# [Task material]
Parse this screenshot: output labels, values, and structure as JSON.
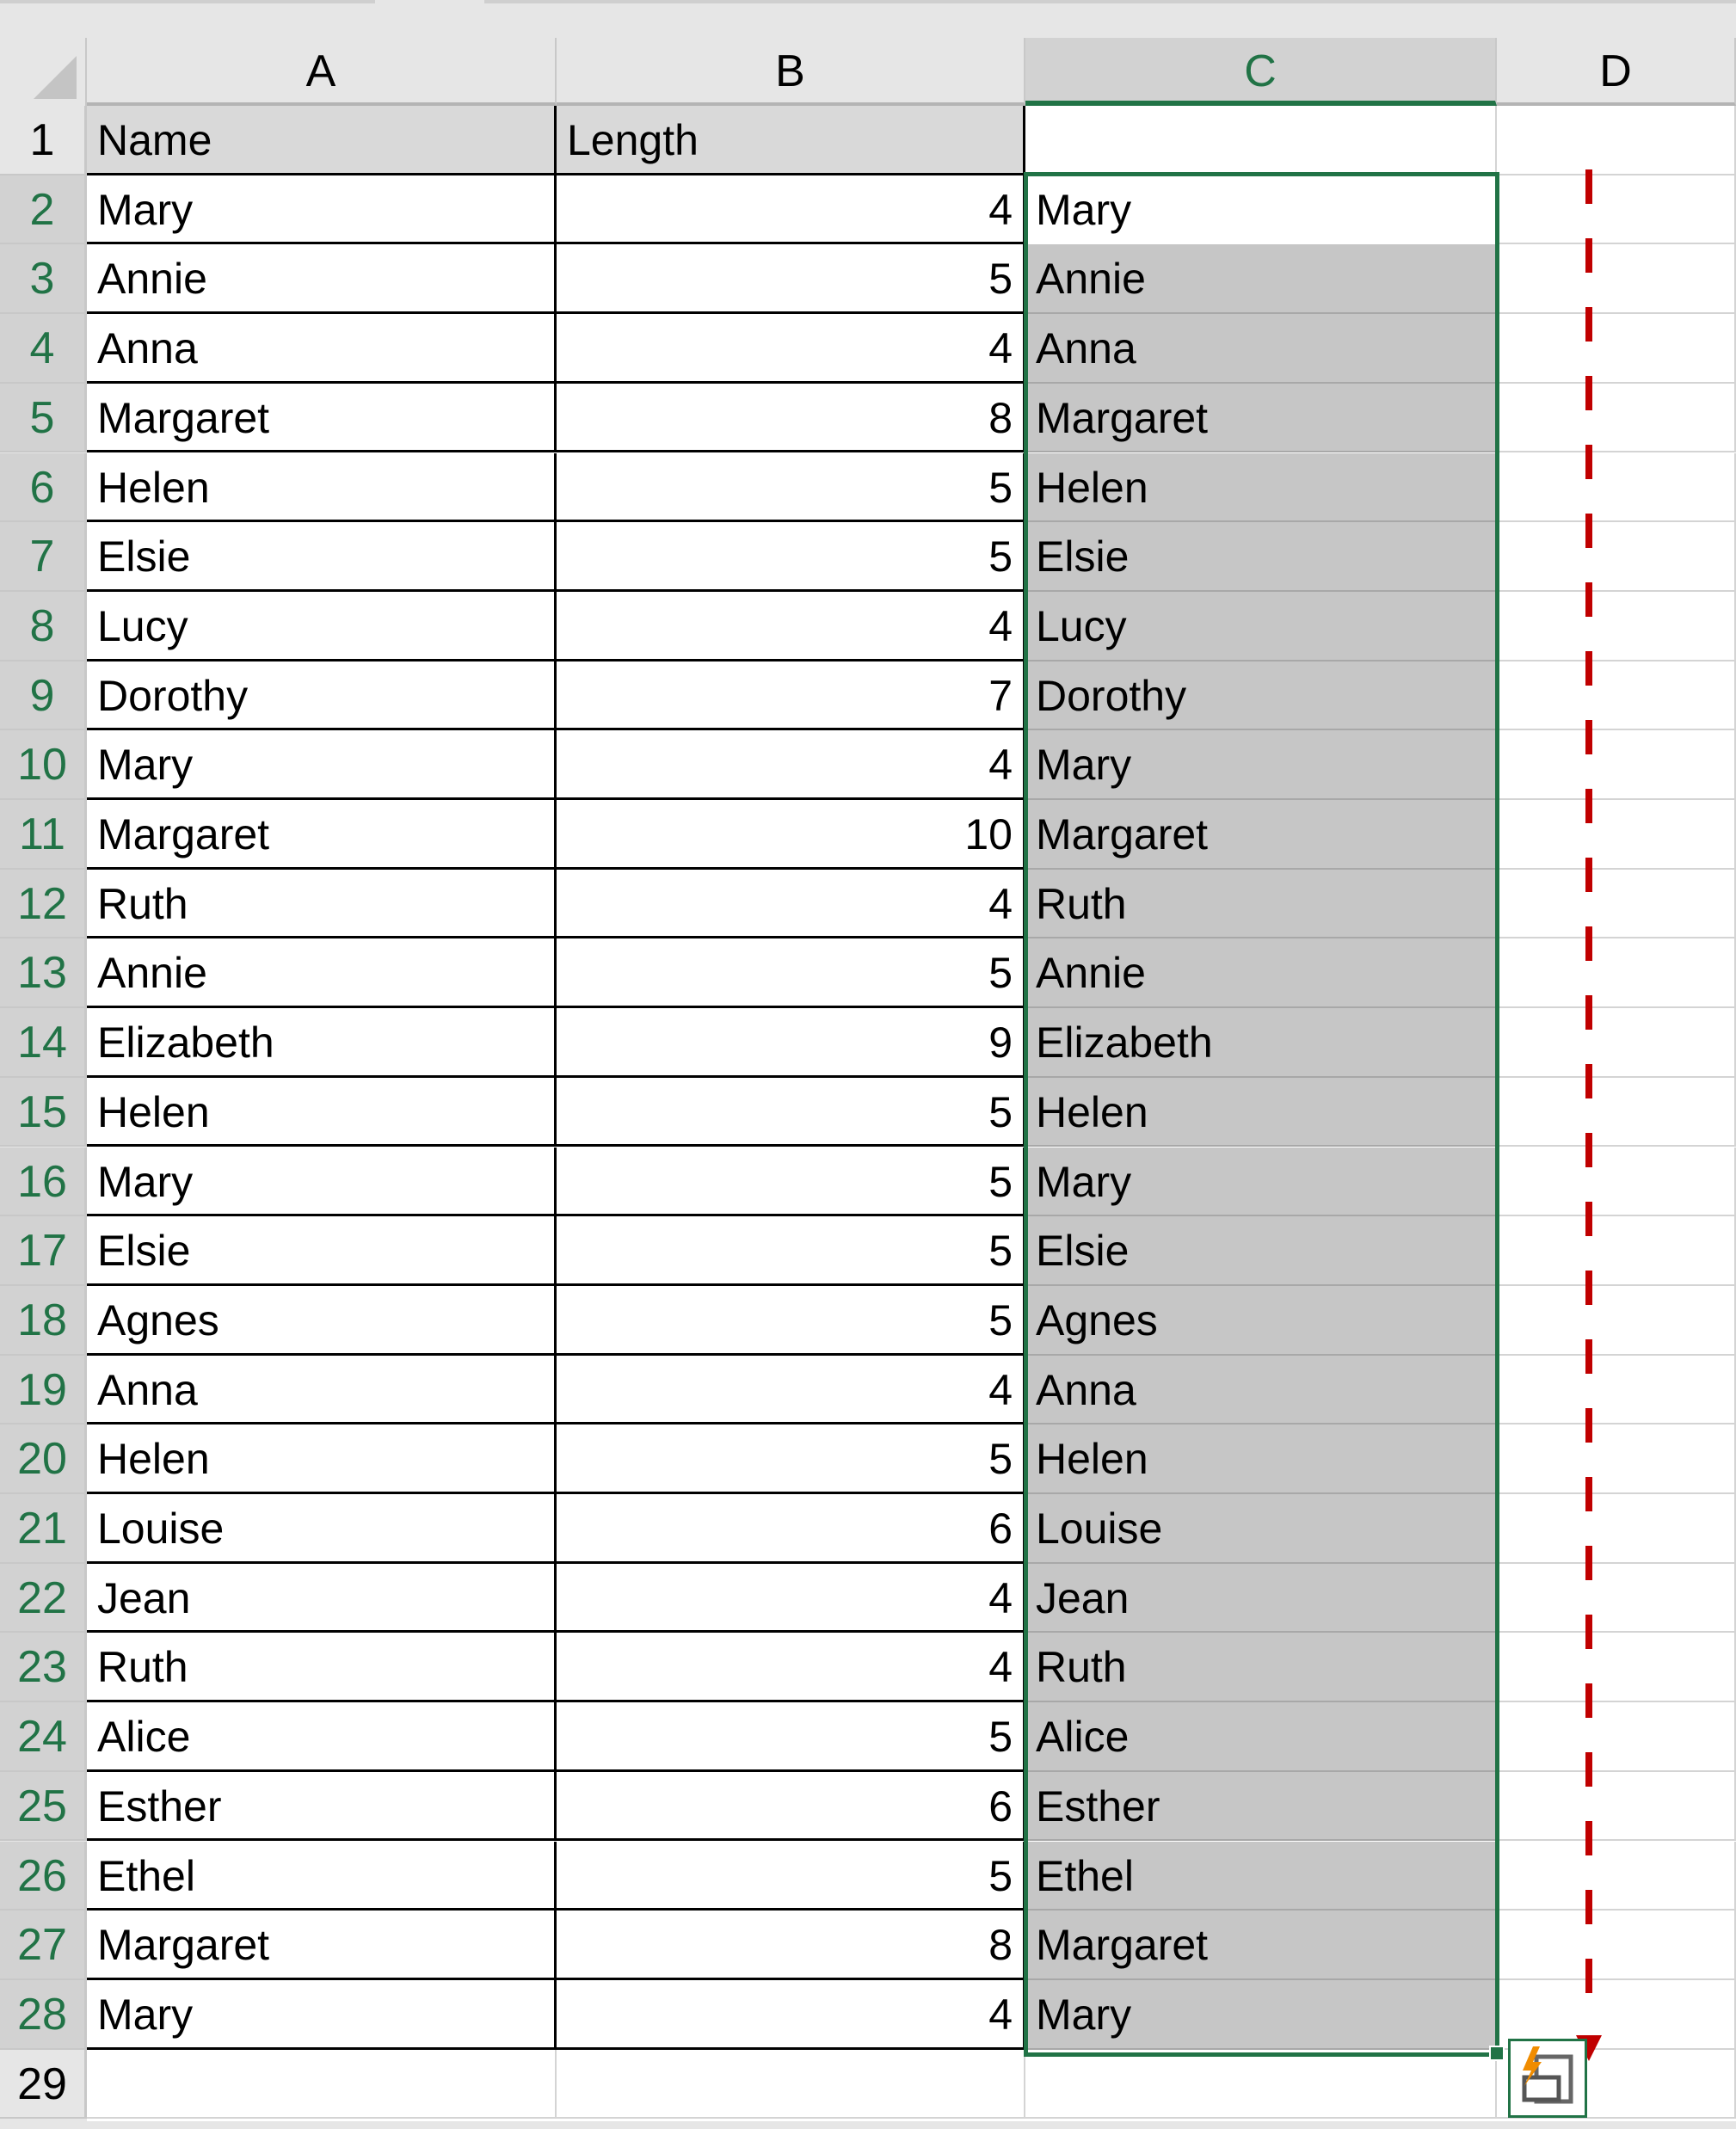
{
  "columns": [
    {
      "label": "A",
      "selected": false
    },
    {
      "label": "B",
      "selected": false
    },
    {
      "label": "C",
      "selected": true
    },
    {
      "label": "D",
      "selected": false
    }
  ],
  "headers": {
    "name": "Name",
    "length": "Length",
    "c": ""
  },
  "rows": [
    {
      "row": "2",
      "name": "Mary",
      "length": "4",
      "c": "Mary"
    },
    {
      "row": "3",
      "name": "Annie",
      "length": "5",
      "c": "Annie"
    },
    {
      "row": "4",
      "name": "Anna",
      "length": "4",
      "c": "Anna"
    },
    {
      "row": "5",
      "name": "Margaret",
      "length": "8",
      "c": "Margaret"
    },
    {
      "row": "6",
      "name": "Helen",
      "length": "5",
      "c": "Helen"
    },
    {
      "row": "7",
      "name": "Elsie",
      "length": "5",
      "c": "Elsie"
    },
    {
      "row": "8",
      "name": "Lucy",
      "length": "4",
      "c": "Lucy"
    },
    {
      "row": "9",
      "name": "Dorothy",
      "length": "7",
      "c": "Dorothy"
    },
    {
      "row": "10",
      "name": "Mary",
      "length": "4",
      "c": "Mary"
    },
    {
      "row": "11",
      "name": "Margaret",
      "length": "10",
      "c": "Margaret"
    },
    {
      "row": "12",
      "name": "Ruth",
      "length": "4",
      "c": "Ruth"
    },
    {
      "row": "13",
      "name": "Annie",
      "length": "5",
      "c": "Annie"
    },
    {
      "row": "14",
      "name": "Elizabeth",
      "length": "9",
      "c": "Elizabeth"
    },
    {
      "row": "15",
      "name": "Helen",
      "length": "5",
      "c": "Helen"
    },
    {
      "row": "16",
      "name": "Mary",
      "length": "5",
      "c": "Mary"
    },
    {
      "row": "17",
      "name": "Elsie",
      "length": "5",
      "c": "Elsie"
    },
    {
      "row": "18",
      "name": "Agnes",
      "length": "5",
      "c": "Agnes"
    },
    {
      "row": "19",
      "name": "Anna",
      "length": "4",
      "c": "Anna"
    },
    {
      "row": "20",
      "name": "Helen",
      "length": "5",
      "c": "Helen"
    },
    {
      "row": "21",
      "name": "Louise",
      "length": "6",
      "c": "Louise"
    },
    {
      "row": "22",
      "name": "Jean",
      "length": "4",
      "c": "Jean"
    },
    {
      "row": "23",
      "name": "Ruth",
      "length": "4",
      "c": "Ruth"
    },
    {
      "row": "24",
      "name": "Alice",
      "length": "5",
      "c": "Alice"
    },
    {
      "row": "25",
      "name": "Esther",
      "length": "6",
      "c": "Esther"
    },
    {
      "row": "26",
      "name": "Ethel",
      "length": "5",
      "c": "Ethel"
    },
    {
      "row": "27",
      "name": "Margaret",
      "length": "8",
      "c": "Margaret"
    },
    {
      "row": "28",
      "name": "Mary",
      "length": "4",
      "c": "Mary"
    }
  ],
  "row_labels": {
    "header": "1",
    "empty": "29"
  },
  "selection": {
    "range": "C2:C28"
  },
  "flash_fill_button": {
    "icon": "flash-fill-options-icon"
  },
  "colors": {
    "accent": "#217346",
    "arrow": "#c00000",
    "header_fill": "#d9d9d9",
    "selection_fill": "#c6c6c6"
  }
}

# [Task statement]
Restate the data above exactly, stripping out each image.

# [Answer for the task]
Parse this screenshot: output labels, values, and structure as JSON.
{
  "columns": [
    {
      "label": "A",
      "selected": false
    },
    {
      "label": "B",
      "selected": false
    },
    {
      "label": "C",
      "selected": true
    },
    {
      "label": "D",
      "selected": false
    }
  ],
  "headers": {
    "name": "Name",
    "length": "Length",
    "c": ""
  },
  "rows": [
    {
      "row": "2",
      "name": "Mary",
      "length": "4",
      "c": "Mary"
    },
    {
      "row": "3",
      "name": "Annie",
      "length": "5",
      "c": "Annie"
    },
    {
      "row": "4",
      "name": "Anna",
      "length": "4",
      "c": "Anna"
    },
    {
      "row": "5",
      "name": "Margaret",
      "length": "8",
      "c": "Margaret"
    },
    {
      "row": "6",
      "name": "Helen",
      "length": "5",
      "c": "Helen"
    },
    {
      "row": "7",
      "name": "Elsie",
      "length": "5",
      "c": "Elsie"
    },
    {
      "row": "8",
      "name": "Lucy",
      "length": "4",
      "c": "Lucy"
    },
    {
      "row": "9",
      "name": "Dorothy",
      "length": "7",
      "c": "Dorothy"
    },
    {
      "row": "10",
      "name": "Mary",
      "length": "4",
      "c": "Mary"
    },
    {
      "row": "11",
      "name": "Margaret",
      "length": "10",
      "c": "Margaret"
    },
    {
      "row": "12",
      "name": "Ruth",
      "length": "4",
      "c": "Ruth"
    },
    {
      "row": "13",
      "name": "Annie",
      "length": "5",
      "c": "Annie"
    },
    {
      "row": "14",
      "name": "Elizabeth",
      "length": "9",
      "c": "Elizabeth"
    },
    {
      "row": "15",
      "name": "Helen",
      "length": "5",
      "c": "Helen"
    },
    {
      "row": "16",
      "name": "Mary",
      "length": "5",
      "c": "Mary"
    },
    {
      "row": "17",
      "name": "Elsie",
      "length": "5",
      "c": "Elsie"
    },
    {
      "row": "18",
      "name": "Agnes",
      "length": "5",
      "c": "Agnes"
    },
    {
      "row": "19",
      "name": "Anna",
      "length": "4",
      "c": "Anna"
    },
    {
      "row": "20",
      "name": "Helen",
      "length": "5",
      "c": "Helen"
    },
    {
      "row": "21",
      "name": "Louise",
      "length": "6",
      "c": "Louise"
    },
    {
      "row": "22",
      "name": "Jean",
      "length": "4",
      "c": "Jean"
    },
    {
      "row": "23",
      "name": "Ruth",
      "length": "4",
      "c": "Ruth"
    },
    {
      "row": "24",
      "name": "Alice",
      "length": "5",
      "c": "Alice"
    },
    {
      "row": "25",
      "name": "Esther",
      "length": "6",
      "c": "Esther"
    },
    {
      "row": "26",
      "name": "Ethel",
      "length": "5",
      "c": "Ethel"
    },
    {
      "row": "27",
      "name": "Margaret",
      "length": "8",
      "c": "Margaret"
    },
    {
      "row": "28",
      "name": "Mary",
      "length": "4",
      "c": "Mary"
    }
  ],
  "row_labels": {
    "header": "1",
    "empty": "29"
  },
  "selection": {
    "range": "C2:C28"
  },
  "flash_fill_button": {
    "icon": "flash-fill-options-icon"
  },
  "colors": {
    "accent": "#217346",
    "arrow": "#c00000",
    "header_fill": "#d9d9d9",
    "selection_fill": "#c6c6c6"
  }
}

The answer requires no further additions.